§ GOAL: Reproduce verbatim the stretch of the material from the line containing "y-axis-title: млрд руб. (12, 107, 24, 153)" through the line containing "List UI elements".

§ DATASET:
##########

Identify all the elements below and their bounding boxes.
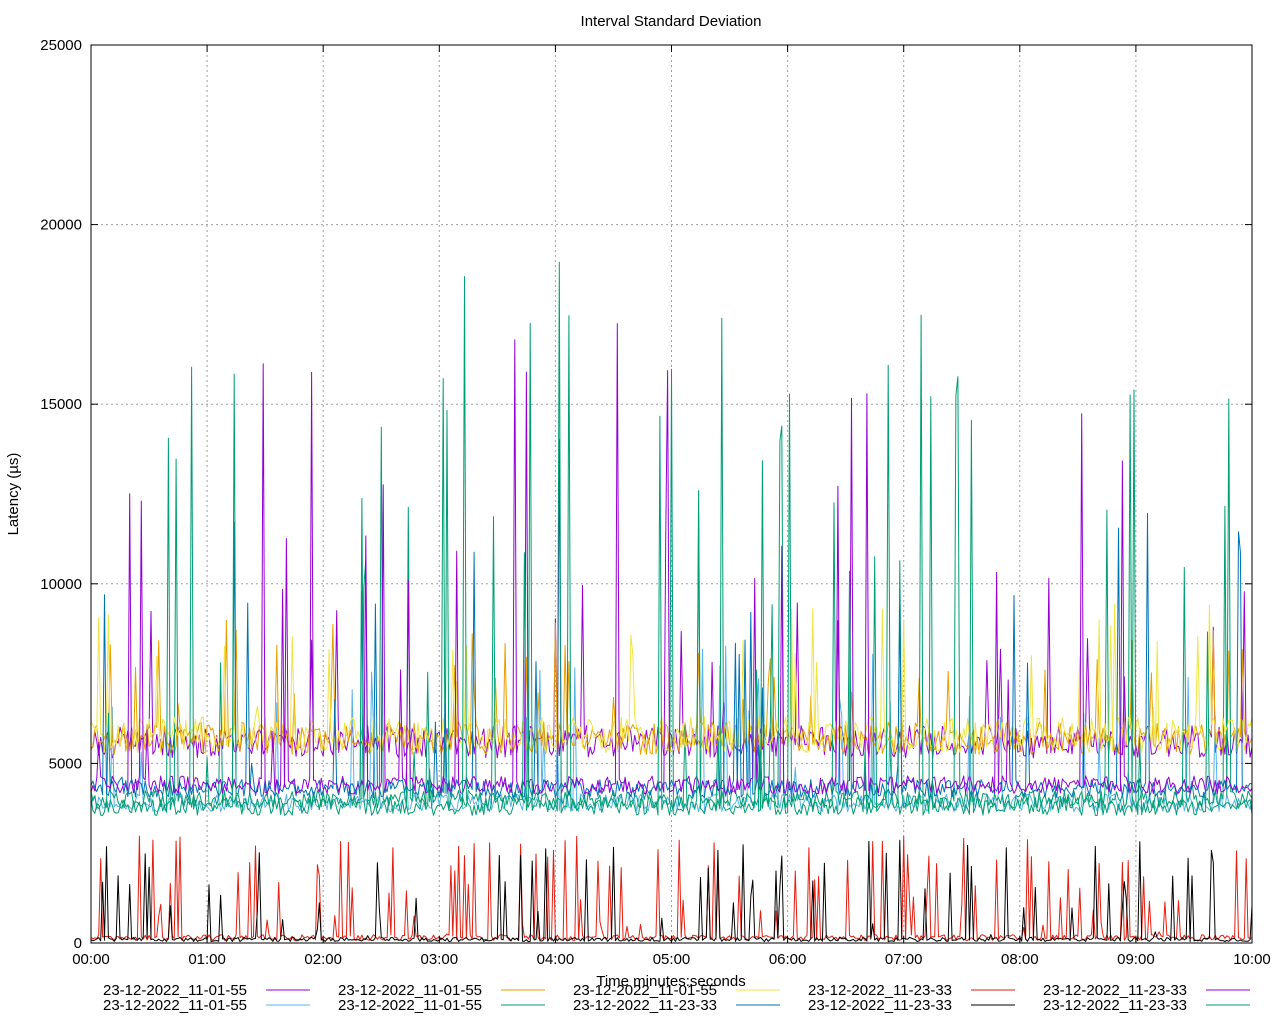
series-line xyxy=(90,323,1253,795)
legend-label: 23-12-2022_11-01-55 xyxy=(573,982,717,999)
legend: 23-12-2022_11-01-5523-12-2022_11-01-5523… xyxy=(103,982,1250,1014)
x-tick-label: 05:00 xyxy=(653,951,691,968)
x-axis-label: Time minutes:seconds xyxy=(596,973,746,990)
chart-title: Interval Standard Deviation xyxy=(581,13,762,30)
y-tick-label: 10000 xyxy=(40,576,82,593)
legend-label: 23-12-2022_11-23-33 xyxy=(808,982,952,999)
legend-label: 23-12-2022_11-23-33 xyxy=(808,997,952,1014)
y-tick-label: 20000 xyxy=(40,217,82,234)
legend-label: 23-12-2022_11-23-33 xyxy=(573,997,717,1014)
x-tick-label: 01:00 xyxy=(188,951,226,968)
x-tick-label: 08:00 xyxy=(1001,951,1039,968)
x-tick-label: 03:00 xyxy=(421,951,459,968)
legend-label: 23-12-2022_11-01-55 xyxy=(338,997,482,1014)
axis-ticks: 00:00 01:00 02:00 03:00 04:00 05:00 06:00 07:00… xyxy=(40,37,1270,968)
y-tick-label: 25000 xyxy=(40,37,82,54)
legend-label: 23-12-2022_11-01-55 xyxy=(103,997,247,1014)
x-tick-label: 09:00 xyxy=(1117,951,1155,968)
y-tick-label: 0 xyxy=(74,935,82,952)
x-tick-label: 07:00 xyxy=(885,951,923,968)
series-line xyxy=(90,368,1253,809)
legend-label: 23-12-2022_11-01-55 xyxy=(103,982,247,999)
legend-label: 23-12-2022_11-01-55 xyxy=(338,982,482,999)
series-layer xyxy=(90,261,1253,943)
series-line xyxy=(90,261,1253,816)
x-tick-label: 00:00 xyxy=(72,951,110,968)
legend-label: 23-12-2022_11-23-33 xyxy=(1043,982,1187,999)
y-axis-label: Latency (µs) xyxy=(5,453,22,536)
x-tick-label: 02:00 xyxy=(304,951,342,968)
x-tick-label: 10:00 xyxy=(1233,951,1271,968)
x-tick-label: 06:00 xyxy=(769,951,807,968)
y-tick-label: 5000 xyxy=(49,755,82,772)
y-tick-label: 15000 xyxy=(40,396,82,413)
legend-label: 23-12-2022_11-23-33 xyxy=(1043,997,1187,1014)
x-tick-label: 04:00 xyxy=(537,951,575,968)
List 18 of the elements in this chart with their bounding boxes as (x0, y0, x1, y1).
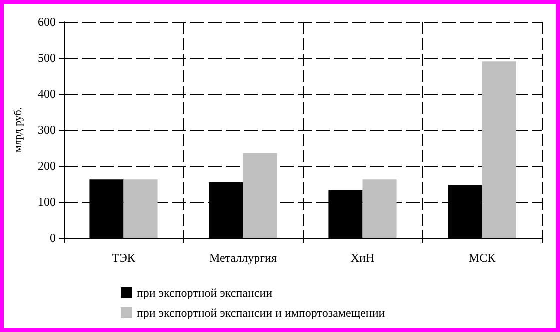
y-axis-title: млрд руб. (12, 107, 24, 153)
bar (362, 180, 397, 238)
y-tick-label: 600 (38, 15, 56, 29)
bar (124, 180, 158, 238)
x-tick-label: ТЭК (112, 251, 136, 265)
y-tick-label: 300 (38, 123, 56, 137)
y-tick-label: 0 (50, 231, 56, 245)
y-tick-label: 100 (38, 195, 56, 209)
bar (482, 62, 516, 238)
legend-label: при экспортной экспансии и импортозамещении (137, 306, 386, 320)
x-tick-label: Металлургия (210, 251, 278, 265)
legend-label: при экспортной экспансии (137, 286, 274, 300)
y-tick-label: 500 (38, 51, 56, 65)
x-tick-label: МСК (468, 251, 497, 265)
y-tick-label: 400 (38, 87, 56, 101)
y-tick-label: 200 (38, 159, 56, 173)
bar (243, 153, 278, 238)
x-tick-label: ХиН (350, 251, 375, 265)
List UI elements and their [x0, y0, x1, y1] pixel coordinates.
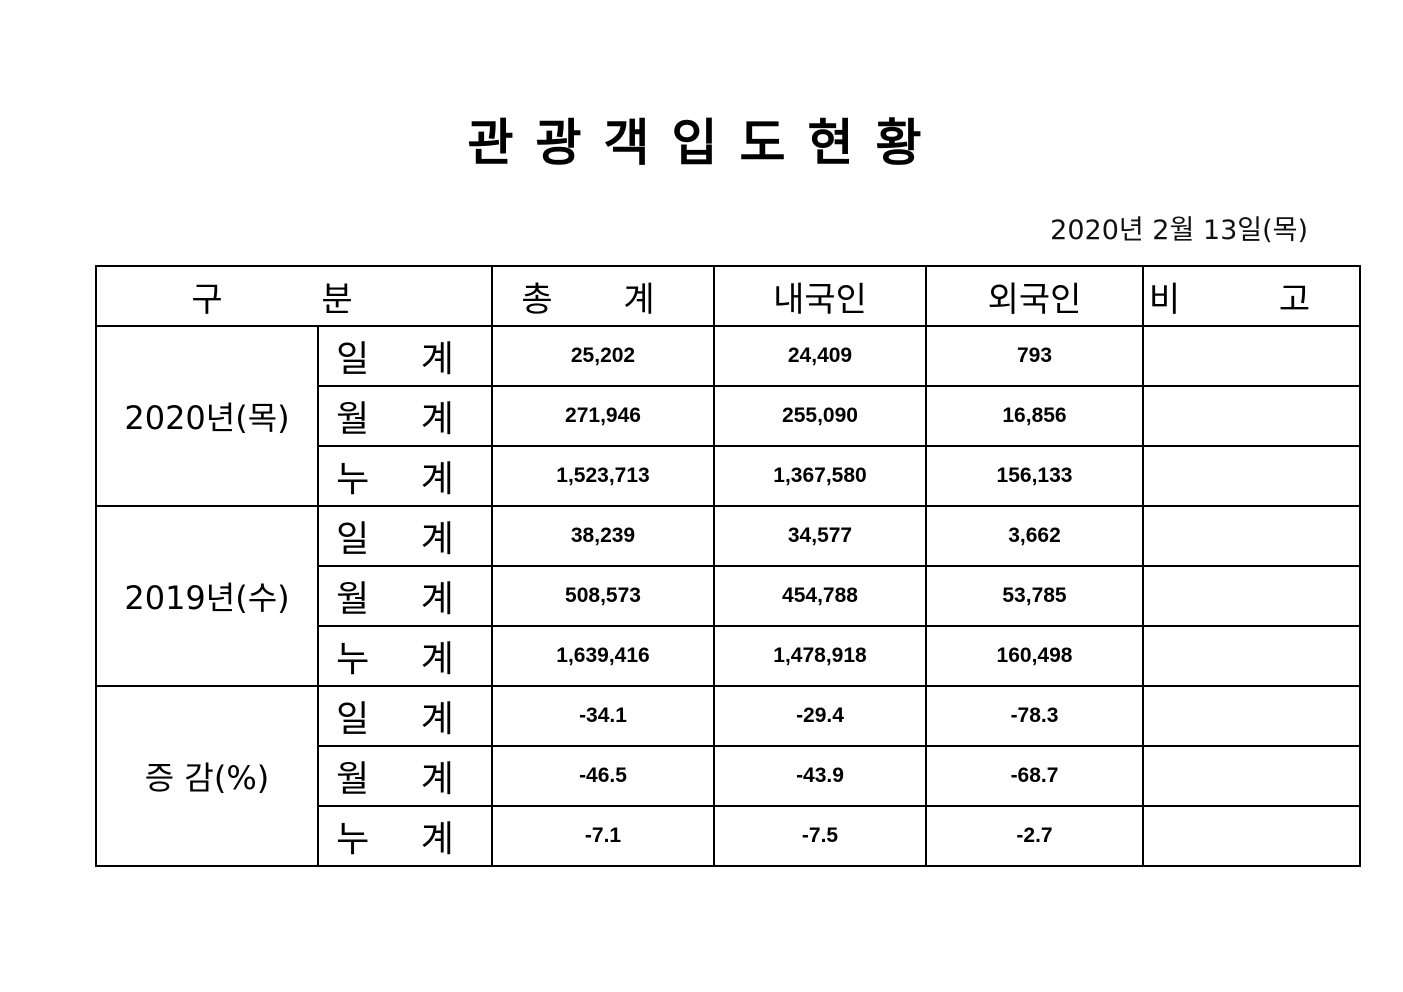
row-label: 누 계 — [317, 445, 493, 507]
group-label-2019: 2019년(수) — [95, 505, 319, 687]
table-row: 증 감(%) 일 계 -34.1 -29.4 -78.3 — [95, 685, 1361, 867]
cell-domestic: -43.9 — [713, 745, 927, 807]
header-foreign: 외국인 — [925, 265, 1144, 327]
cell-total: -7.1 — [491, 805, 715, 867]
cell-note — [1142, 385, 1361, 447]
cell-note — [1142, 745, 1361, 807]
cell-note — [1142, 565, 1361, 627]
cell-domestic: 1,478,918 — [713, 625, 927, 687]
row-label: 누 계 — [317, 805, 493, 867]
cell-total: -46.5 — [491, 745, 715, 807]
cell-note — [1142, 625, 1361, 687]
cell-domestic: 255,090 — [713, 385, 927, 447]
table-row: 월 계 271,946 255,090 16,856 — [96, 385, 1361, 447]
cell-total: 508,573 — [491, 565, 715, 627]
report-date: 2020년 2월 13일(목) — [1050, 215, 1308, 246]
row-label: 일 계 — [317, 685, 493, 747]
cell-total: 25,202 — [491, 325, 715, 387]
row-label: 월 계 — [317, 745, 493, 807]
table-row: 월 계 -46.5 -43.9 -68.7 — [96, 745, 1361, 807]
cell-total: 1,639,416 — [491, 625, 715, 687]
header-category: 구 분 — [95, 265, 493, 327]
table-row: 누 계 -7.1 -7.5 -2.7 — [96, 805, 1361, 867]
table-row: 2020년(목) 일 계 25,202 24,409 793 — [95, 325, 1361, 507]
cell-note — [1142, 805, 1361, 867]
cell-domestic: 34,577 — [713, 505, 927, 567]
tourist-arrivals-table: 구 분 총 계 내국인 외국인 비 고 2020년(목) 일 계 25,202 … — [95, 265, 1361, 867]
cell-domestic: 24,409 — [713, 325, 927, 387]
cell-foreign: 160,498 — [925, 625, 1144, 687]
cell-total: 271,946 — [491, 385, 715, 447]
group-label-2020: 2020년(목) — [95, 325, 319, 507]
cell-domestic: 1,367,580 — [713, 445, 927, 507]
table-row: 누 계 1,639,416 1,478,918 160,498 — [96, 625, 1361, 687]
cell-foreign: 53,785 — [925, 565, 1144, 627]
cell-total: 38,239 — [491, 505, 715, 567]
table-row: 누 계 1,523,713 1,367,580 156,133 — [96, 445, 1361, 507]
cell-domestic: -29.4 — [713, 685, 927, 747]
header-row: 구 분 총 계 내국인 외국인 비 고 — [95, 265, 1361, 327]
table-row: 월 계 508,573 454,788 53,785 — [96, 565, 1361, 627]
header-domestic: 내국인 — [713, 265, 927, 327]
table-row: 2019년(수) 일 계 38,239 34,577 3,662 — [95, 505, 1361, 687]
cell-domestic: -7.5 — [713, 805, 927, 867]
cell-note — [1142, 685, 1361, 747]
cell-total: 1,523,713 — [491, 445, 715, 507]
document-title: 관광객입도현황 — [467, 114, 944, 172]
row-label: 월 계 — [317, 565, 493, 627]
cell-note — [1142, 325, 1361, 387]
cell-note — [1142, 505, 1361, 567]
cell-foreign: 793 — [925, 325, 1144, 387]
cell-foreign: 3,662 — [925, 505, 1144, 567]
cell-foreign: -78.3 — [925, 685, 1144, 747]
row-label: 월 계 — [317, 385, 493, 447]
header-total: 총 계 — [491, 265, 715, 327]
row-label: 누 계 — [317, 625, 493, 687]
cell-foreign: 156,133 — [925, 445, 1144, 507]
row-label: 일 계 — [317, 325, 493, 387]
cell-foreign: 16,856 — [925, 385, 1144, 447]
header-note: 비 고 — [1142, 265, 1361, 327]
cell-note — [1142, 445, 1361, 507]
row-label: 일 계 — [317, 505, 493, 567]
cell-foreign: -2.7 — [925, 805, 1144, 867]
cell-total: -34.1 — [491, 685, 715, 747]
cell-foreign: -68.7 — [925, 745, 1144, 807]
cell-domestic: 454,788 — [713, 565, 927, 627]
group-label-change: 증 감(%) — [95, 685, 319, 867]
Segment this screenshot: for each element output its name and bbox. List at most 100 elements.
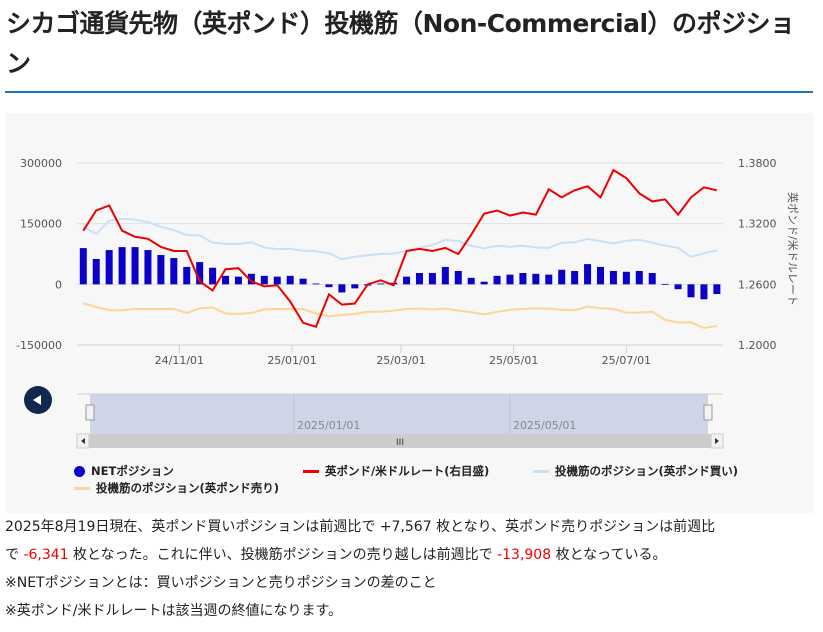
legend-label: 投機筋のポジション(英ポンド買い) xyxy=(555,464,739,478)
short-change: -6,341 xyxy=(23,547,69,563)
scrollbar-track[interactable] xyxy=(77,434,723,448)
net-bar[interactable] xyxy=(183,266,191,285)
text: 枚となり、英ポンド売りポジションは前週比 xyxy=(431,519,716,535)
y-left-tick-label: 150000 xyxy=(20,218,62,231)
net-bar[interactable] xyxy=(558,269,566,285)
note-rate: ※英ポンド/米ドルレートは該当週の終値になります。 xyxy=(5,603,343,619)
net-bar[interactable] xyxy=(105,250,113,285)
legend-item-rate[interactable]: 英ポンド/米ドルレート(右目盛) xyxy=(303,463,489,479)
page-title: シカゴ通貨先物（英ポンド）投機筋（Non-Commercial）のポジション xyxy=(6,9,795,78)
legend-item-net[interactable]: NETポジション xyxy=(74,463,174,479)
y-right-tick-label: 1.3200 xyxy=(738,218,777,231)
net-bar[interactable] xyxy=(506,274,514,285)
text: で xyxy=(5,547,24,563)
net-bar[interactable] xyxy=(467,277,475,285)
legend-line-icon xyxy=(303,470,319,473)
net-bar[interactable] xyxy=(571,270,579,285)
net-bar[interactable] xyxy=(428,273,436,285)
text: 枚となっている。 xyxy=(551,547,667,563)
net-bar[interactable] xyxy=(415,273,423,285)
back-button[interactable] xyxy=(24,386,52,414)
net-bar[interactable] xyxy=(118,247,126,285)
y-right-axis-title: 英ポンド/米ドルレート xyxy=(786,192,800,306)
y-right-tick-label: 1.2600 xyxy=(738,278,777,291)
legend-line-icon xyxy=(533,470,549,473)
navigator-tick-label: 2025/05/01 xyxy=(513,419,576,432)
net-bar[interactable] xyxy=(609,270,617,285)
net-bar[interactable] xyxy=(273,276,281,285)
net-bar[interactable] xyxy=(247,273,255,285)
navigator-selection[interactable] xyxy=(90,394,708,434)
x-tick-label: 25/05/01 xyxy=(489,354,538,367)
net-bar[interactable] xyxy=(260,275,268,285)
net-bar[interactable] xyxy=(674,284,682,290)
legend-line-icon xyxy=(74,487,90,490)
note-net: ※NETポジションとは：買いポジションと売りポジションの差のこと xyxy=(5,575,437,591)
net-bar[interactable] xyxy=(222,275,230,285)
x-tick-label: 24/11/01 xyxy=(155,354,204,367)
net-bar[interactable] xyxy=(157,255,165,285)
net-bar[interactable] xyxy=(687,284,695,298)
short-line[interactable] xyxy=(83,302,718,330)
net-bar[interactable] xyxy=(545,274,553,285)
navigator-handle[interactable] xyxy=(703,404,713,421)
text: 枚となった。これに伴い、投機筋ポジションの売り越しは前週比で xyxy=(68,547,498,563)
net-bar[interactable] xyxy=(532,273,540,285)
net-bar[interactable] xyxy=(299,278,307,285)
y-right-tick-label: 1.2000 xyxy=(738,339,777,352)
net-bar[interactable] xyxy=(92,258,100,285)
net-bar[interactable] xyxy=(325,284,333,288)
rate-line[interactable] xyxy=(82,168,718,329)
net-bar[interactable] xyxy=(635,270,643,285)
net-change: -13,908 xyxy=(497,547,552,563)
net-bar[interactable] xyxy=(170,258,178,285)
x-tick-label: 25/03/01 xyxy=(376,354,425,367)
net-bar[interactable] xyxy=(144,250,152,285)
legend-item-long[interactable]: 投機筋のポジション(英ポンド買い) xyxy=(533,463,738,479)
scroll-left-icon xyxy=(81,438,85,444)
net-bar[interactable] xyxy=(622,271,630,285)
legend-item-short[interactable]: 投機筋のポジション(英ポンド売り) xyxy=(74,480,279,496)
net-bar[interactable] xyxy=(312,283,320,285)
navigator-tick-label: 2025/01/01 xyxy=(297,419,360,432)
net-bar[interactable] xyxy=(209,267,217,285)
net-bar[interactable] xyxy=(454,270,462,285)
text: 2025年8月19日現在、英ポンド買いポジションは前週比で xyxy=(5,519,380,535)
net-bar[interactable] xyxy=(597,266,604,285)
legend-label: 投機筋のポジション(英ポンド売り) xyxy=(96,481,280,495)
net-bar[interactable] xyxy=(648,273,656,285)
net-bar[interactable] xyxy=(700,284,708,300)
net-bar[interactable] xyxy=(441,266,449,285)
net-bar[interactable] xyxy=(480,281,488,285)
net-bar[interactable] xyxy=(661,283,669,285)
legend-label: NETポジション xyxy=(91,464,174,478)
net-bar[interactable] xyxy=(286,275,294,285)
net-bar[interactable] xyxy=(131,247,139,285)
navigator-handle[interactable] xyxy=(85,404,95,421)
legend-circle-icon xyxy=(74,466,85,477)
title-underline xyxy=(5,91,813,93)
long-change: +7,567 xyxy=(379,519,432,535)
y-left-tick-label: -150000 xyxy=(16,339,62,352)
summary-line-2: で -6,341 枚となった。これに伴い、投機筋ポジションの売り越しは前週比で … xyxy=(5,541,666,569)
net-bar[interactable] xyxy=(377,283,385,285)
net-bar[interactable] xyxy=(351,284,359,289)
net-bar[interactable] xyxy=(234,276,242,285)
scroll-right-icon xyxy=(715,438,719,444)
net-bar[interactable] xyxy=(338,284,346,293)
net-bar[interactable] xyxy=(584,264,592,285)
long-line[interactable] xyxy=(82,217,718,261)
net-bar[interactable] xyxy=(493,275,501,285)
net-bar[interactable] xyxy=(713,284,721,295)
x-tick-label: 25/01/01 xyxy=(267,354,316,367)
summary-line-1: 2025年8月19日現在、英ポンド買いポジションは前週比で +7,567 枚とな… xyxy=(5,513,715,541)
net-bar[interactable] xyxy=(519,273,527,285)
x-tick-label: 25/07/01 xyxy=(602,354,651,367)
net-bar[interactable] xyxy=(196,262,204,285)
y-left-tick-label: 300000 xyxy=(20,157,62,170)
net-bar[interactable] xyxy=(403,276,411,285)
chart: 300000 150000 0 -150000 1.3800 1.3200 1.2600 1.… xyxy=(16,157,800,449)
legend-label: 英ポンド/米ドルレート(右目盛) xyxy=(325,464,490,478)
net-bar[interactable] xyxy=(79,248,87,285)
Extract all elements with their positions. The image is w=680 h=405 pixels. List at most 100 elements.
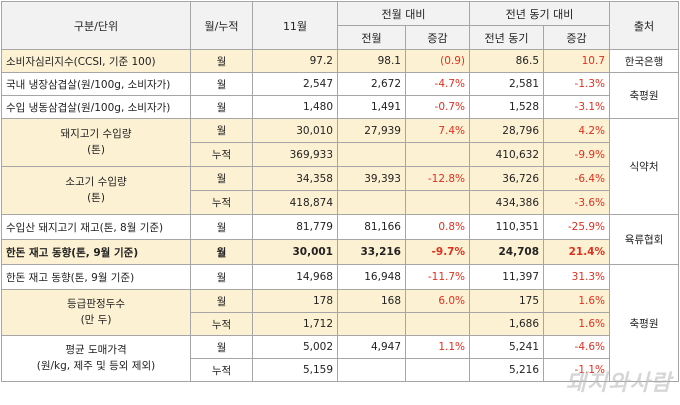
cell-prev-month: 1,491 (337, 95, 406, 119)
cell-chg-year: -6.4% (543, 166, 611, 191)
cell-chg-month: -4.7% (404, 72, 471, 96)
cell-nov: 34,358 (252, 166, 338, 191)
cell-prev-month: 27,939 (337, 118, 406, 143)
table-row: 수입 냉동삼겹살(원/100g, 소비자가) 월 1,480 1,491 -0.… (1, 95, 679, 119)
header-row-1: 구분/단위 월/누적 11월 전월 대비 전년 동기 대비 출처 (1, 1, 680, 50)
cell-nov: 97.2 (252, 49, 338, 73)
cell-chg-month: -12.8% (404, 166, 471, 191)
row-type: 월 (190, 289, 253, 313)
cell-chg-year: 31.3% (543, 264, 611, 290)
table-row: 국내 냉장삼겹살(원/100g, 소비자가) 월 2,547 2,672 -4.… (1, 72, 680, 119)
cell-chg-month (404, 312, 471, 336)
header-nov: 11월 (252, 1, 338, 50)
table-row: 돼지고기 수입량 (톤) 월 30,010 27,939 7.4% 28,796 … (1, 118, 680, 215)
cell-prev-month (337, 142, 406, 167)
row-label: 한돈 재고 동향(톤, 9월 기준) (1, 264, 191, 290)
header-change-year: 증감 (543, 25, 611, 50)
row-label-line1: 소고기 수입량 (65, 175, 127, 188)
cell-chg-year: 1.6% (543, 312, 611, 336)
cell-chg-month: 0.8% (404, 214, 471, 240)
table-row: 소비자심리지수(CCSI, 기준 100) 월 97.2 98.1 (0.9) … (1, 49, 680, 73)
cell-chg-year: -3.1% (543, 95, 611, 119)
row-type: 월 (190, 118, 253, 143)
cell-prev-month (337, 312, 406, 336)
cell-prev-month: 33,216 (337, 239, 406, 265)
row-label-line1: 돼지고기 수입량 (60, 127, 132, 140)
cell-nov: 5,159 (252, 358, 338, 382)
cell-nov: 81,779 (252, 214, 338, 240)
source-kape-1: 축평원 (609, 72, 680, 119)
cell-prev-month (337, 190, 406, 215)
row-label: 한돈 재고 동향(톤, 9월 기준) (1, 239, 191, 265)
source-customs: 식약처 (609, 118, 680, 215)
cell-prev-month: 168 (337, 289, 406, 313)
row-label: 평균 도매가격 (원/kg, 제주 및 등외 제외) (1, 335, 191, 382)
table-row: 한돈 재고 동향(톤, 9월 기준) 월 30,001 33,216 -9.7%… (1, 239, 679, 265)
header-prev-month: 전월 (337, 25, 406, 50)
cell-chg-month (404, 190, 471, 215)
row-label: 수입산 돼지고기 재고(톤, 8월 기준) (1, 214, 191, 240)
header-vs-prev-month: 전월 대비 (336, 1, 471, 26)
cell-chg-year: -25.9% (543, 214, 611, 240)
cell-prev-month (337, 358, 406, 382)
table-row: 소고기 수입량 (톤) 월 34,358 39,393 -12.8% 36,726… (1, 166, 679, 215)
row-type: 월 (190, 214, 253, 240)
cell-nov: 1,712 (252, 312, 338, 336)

##########

§ RESULT OF THE EXERCISE:
y-axis-title: млрд руб. (12, 107, 24, 153)
bar (362, 180, 397, 238)
y-tick-label: 600 (38, 15, 56, 29)
bar (124, 180, 158, 238)
x-tick-label: ТЭК (112, 251, 136, 265)
y-tick-label: 300 (38, 123, 56, 137)
y-tick-label: 0 (50, 231, 56, 245)
y-tick-label: 100 (38, 195, 56, 209)
bar (482, 62, 516, 238)
legend-label: при экспортной экспансии и импортозамещении (137, 306, 386, 320)
x-tick-label: Металлургия (210, 251, 278, 265)
legend-label: при экспортной экспансии (137, 286, 274, 300)
y-tick-label: 500 (38, 51, 56, 65)
x-tick-label: МСК (468, 251, 497, 265)
y-tick-label: 400 (38, 87, 56, 101)
y-tick-label: 200 (38, 159, 56, 173)
bar (243, 153, 278, 238)
x-tick-label: ХиН (350, 251, 375, 265)
List UI elements and their [x0, y0, x1, y1] pixel coordinates.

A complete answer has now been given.